▶ Material supplied:
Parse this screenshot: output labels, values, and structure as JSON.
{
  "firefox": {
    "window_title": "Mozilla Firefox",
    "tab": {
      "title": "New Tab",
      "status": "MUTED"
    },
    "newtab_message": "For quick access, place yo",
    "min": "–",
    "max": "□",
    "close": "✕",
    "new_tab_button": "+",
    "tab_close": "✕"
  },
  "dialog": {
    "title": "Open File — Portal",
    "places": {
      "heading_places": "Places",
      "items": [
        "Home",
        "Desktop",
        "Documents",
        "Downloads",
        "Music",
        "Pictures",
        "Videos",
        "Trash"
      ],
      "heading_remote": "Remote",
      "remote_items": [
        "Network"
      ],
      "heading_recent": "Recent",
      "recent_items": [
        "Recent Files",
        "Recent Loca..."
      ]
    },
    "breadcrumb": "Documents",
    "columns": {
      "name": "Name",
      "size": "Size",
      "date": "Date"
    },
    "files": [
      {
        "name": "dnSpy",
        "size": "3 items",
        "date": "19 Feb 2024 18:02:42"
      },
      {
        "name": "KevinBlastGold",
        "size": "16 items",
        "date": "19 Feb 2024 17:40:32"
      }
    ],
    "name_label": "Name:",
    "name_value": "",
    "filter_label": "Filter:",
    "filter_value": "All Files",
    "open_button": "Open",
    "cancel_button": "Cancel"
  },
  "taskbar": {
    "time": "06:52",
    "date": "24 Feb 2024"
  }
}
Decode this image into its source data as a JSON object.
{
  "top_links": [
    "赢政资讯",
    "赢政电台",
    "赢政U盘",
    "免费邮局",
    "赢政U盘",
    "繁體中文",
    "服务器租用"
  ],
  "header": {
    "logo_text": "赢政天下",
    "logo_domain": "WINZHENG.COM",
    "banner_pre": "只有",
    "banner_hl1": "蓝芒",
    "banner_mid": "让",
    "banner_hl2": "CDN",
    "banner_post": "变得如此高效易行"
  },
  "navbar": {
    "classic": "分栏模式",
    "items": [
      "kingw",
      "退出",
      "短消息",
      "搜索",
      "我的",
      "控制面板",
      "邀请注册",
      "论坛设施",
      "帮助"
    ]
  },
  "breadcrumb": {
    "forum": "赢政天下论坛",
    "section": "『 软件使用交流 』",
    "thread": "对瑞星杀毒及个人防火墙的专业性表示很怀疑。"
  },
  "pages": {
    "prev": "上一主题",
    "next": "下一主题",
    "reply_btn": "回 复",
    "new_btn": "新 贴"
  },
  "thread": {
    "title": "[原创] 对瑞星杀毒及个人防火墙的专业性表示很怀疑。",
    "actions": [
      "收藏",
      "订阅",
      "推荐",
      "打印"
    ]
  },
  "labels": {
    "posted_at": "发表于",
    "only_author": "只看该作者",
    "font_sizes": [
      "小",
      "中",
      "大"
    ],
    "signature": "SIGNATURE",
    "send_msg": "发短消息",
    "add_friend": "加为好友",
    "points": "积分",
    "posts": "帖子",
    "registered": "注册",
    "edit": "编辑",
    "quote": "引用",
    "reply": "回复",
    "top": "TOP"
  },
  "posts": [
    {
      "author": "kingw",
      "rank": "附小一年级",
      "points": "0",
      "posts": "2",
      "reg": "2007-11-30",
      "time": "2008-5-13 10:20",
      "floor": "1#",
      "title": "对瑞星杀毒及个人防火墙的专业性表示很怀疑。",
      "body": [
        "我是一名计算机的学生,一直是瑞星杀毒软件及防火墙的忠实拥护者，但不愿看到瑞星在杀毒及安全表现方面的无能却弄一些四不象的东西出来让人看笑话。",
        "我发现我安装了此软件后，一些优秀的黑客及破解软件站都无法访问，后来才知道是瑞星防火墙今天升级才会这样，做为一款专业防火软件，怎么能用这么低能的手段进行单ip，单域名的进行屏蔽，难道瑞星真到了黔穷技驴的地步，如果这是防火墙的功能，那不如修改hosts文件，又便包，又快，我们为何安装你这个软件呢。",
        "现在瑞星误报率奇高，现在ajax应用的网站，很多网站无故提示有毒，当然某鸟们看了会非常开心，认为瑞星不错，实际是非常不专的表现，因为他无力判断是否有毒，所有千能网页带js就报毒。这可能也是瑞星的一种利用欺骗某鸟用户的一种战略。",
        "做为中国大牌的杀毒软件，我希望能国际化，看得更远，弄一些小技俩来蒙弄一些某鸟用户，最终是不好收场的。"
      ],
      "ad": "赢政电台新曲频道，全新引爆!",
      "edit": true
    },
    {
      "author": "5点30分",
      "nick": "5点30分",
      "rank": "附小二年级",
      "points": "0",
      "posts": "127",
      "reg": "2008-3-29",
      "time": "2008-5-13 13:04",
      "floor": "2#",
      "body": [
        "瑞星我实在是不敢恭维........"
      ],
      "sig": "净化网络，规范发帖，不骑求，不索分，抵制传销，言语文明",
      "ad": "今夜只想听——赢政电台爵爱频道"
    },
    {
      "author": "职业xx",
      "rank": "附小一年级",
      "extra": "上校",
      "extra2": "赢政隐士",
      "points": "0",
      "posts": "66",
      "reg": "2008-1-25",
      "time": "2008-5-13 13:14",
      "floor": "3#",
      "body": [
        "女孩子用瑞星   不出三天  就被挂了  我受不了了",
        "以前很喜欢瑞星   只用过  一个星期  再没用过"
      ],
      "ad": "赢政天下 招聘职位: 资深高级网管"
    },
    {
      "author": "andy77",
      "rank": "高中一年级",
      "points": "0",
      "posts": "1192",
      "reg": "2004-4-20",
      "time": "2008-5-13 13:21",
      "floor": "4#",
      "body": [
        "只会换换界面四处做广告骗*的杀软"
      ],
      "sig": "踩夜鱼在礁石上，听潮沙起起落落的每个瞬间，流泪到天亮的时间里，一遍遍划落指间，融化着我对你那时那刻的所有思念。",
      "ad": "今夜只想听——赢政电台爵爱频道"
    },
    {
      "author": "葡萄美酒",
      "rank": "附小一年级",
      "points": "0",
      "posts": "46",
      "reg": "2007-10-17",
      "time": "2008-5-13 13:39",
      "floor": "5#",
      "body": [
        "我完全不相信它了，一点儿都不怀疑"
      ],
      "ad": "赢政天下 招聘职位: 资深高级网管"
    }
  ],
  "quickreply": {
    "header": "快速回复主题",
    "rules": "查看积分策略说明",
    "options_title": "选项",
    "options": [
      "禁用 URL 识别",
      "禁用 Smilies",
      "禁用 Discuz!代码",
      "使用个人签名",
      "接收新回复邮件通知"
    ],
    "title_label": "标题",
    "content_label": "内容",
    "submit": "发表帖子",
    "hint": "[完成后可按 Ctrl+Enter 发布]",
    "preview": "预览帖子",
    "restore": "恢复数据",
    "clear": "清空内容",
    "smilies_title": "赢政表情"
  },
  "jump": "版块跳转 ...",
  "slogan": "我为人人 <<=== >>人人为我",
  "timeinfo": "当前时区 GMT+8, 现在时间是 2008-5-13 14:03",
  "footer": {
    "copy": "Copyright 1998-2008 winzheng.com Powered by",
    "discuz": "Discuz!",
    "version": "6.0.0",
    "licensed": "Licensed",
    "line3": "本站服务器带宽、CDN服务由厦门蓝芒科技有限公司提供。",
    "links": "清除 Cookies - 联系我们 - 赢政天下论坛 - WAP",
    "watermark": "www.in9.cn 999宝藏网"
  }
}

▶ Exercise details:
Transcribe every line of the data, exactly as it stands.

▶ Final answer:
Parse this screenshot: output labels, values, and structure as JSON.
{
  "firefox": {
    "window_title": "Mozilla Firefox",
    "tab": {
      "title": "New Tab",
      "status": "MUTED"
    },
    "newtab_message": "For quick access, place yo",
    "min": "–",
    "max": "□",
    "close": "✕",
    "new_tab_button": "+",
    "tab_close": "✕"
  },
  "dialog": {
    "title": "Open File — Portal",
    "places": {
      "heading_places": "Places",
      "items": [
        "Home",
        "Desktop",
        "Documents",
        "Downloads",
        "Music",
        "Pictures",
        "Videos",
        "Trash"
      ],
      "heading_remote": "Remote",
      "remote_items": [
        "Network"
      ],
      "heading_recent": "Recent",
      "recent_items": [
        "Recent Files",
        "Recent Loca..."
      ]
    },
    "breadcrumb": "Documents",
    "columns": {
      "name": "Name",
      "size": "Size",
      "date": "Date"
    },
    "files": [
      {
        "name": "dnSpy",
        "size": "3 items",
        "date": "19 Feb 2024 18:02:42"
      },
      {
        "name": "KevinBlastGold",
        "size": "16 items",
        "date": "19 Feb 2024 17:40:32"
      }
    ],
    "name_label": "Name:",
    "name_value": "",
    "filter_label": "Filter:",
    "filter_value": "All Files",
    "open_button": "Open",
    "cancel_button": "Cancel"
  },
  "taskbar": {
    "time": "06:52",
    "date": "24 Feb 2024"
  }
}
Decode this image into its source data as a JSON object.
{
  "top_links": [
    "赢政资讯",
    "赢政电台",
    "赢政U盘",
    "免费邮局",
    "赢政U盘",
    "繁體中文",
    "服务器租用"
  ],
  "header": {
    "logo_text": "赢政天下",
    "logo_domain": "WINZHENG.COM",
    "banner_pre": "只有",
    "banner_hl1": "蓝芒",
    "banner_mid": "让",
    "banner_hl2": "CDN",
    "banner_post": "变得如此高效易行"
  },
  "navbar": {
    "classic": "分栏模式",
    "items": [
      "kingw",
      "退出",
      "短消息",
      "搜索",
      "我的",
      "控制面板",
      "邀请注册",
      "论坛设施",
      "帮助"
    ]
  },
  "breadcrumb": {
    "forum": "赢政天下论坛",
    "section": "『 软件使用交流 』",
    "thread": "对瑞星杀毒及个人防火墙的专业性表示很怀疑。"
  },
  "pages": {
    "prev": "上一主题",
    "next": "下一主题",
    "reply_btn": "回 复",
    "new_btn": "新 贴"
  },
  "thread": {
    "title": "[原创] 对瑞星杀毒及个人防火墙的专业性表示很怀疑。",
    "actions": [
      "收藏",
      "订阅",
      "推荐",
      "打印"
    ]
  },
  "labels": {
    "posted_at": "发表于",
    "only_author": "只看该作者",
    "font_sizes": [
      "小",
      "中",
      "大"
    ],
    "signature": "SIGNATURE",
    "send_msg": "发短消息",
    "add_friend": "加为好友",
    "points": "积分",
    "posts": "帖子",
    "registered": "注册",
    "edit": "编辑",
    "quote": "引用",
    "reply": "回复",
    "top": "TOP"
  },
  "posts": [
    {
      "author": "kingw",
      "rank": "附小一年级",
      "points": "0",
      "posts": "2",
      "reg": "2007-11-30",
      "time": "2008-5-13 10:20",
      "floor": "1#",
      "title": "对瑞星杀毒及个人防火墙的专业性表示很怀疑。",
      "body": [
        "我是一名计算机的学生,一直是瑞星杀毒软件及防火墙的忠实拥护者，但不愿看到瑞星在杀毒及安全表现方面的无能却弄一些四不象的东西出来让人看笑话。",
        "我发现我安装了此软件后，一些优秀的黑客及破解软件站都无法访问，后来才知道是瑞星防火墙今天升级才会这样，做为一款专业防火软件，怎么能用这么低能的手段进行单ip，单域名的进行屏蔽，难道瑞星真到了黔穷技驴的地步，如果这是防火墙的功能，那不如修改hosts文件，又便包，又快，我们为何安装你这个软件呢。",
        "现在瑞星误报率奇高，现在ajax应用的网站，很多网站无故提示有毒，当然某鸟们看了会非常开心，认为瑞星不错，实际是非常不专的表现，因为他无力判断是否有毒，所有千能网页带js就报毒。这可能也是瑞星的一种利用欺骗某鸟用户的一种战略。",
        "做为中国大牌的杀毒软件，我希望能国际化，看得更远，弄一些小技俩来蒙弄一些某鸟用户，最终是不好收场的。"
      ],
      "ad": "赢政电台新曲频道，全新引爆!",
      "edit": true
    },
    {
      "author": "5点30分",
      "nick": "5点30分",
      "rank": "附小二年级",
      "points": "0",
      "posts": "127",
      "reg": "2008-3-29",
      "time": "2008-5-13 13:04",
      "floor": "2#",
      "body": [
        "瑞星我实在是不敢恭维........"
      ],
      "sig": "净化网络，规范发帖，不骑求，不索分，抵制传销，言语文明",
      "ad": "今夜只想听——赢政电台爵爱频道"
    },
    {
      "author": "职业xx",
      "rank": "附小一年级",
      "extra": "上校",
      "extra2": "赢政隐士",
      "points": "0",
      "posts": "66",
      "reg": "2008-1-25",
      "time": "2008-5-13 13:14",
      "floor": "3#",
      "body": [
        "女孩子用瑞星   不出三天  就被挂了  我受不了了",
        "以前很喜欢瑞星   只用过  一个星期  再没用过"
      ],
      "ad": "赢政天下 招聘职位: 资深高级网管"
    },
    {
      "author": "andy77",
      "rank": "高中一年级",
      "points": "0",
      "posts": "1192",
      "reg": "2004-4-20",
      "time": "2008-5-13 13:21",
      "floor": "4#",
      "body": [
        "只会换换界面四处做广告骗*的杀软"
      ],
      "sig": "踩夜鱼在礁石上，听潮沙起起落落的每个瞬间，流泪到天亮的时间里，一遍遍划落指间，融化着我对你那时那刻的所有思念。",
      "ad": "今夜只想听——赢政电台爵爱频道"
    },
    {
      "author": "葡萄美酒",
      "rank": "附小一年级",
      "points": "0",
      "posts": "46",
      "reg": "2007-10-17",
      "time": "2008-5-13 13:39",
      "floor": "5#",
      "body": [
        "我完全不相信它了，一点儿都不怀疑"
      ],
      "ad": "赢政天下 招聘职位: 资深高级网管"
    }
  ],
  "quickreply": {
    "header": "快速回复主题",
    "rules": "查看积分策略说明",
    "options_title": "选项",
    "options": [
      "禁用 URL 识别",
      "禁用 Smilies",
      "禁用 Discuz!代码",
      "使用个人签名",
      "接收新回复邮件通知"
    ],
    "title_label": "标题",
    "content_label": "内容",
    "submit": "发表帖子",
    "hint": "[完成后可按 Ctrl+Enter 发布]",
    "preview": "预览帖子",
    "restore": "恢复数据",
    "clear": "清空内容",
    "smilies_title": "赢政表情"
  },
  "jump": "版块跳转 ...",
  "slogan": "我为人人 <<=== >>人人为我",
  "timeinfo": "当前时区 GMT+8, 现在时间是 2008-5-13 14:03",
  "footer": {
    "copy": "Copyright 1998-2008 winzheng.com Powered by",
    "discuz": "Discuz!",
    "version": "6.0.0",
    "licensed": "Licensed",
    "line3": "本站服务器带宽、CDN服务由厦门蓝芒科技有限公司提供。",
    "links": "清除 Cookies - 联系我们 - 赢政天下论坛 - WAP",
    "watermark": "www.in9.cn 999宝藏网"
  }
}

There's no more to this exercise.